__ENTRIES PROVIDED__
——————————
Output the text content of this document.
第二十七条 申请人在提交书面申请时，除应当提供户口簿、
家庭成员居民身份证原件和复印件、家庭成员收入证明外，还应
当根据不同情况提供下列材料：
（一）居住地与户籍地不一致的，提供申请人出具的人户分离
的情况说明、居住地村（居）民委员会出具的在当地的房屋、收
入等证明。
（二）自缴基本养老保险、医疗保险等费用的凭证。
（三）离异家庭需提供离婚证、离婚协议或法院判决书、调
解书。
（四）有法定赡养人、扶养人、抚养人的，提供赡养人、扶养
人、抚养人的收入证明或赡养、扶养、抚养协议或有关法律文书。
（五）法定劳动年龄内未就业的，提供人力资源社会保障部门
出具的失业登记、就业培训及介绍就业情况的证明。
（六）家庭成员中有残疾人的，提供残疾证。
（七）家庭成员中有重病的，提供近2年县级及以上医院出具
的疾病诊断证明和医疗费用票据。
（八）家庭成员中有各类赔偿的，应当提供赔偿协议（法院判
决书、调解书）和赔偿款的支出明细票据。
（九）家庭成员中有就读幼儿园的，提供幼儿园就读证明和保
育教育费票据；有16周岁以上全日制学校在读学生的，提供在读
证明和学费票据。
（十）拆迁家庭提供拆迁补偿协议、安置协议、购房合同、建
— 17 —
——————————
__EXERCISE OBJECTIVE__
Write out the data exactly as it stands.

__OUTPUT__
Output the text content of this document.
第二十七条 申请人在提交书面申请时，除应当提供户口簿、
家庭成员居民身份证原件和复印件、家庭成员收入证明外，还应
当根据不同情况提供下列材料：
（一）居住地与户籍地不一致的，提供申请人出具的人户分离
的情况说明、居住地村（居）民委员会出具的在当地的房屋、收
入等证明。
（二）自缴基本养老保险、医疗保险等费用的凭证。
（三）离异家庭需提供离婚证、离婚协议或法院判决书、调
解书。
（四）有法定赡养人、扶养人、抚养人的，提供赡养人、扶养
人、抚养人的收入证明或赡养、扶养、抚养协议或有关法律文书。
（五）法定劳动年龄内未就业的，提供人力资源社会保障部门
出具的失业登记、就业培训及介绍就业情况的证明。
（六）家庭成员中有残疾人的，提供残疾证。
（七）家庭成员中有重病的，提供近2年县级及以上医院出具
的疾病诊断证明和医疗费用票据。
（八）家庭成员中有各类赔偿的，应当提供赔偿协议（法院判
决书、调解书）和赔偿款的支出明细票据。
（九）家庭成员中有就读幼儿园的，提供幼儿园就读证明和保
育教育费票据；有16周岁以上全日制学校在读学生的，提供在读
证明和学费票据。
（十）拆迁家庭提供拆迁补偿协议、安置协议、购房合同、建
— 17 —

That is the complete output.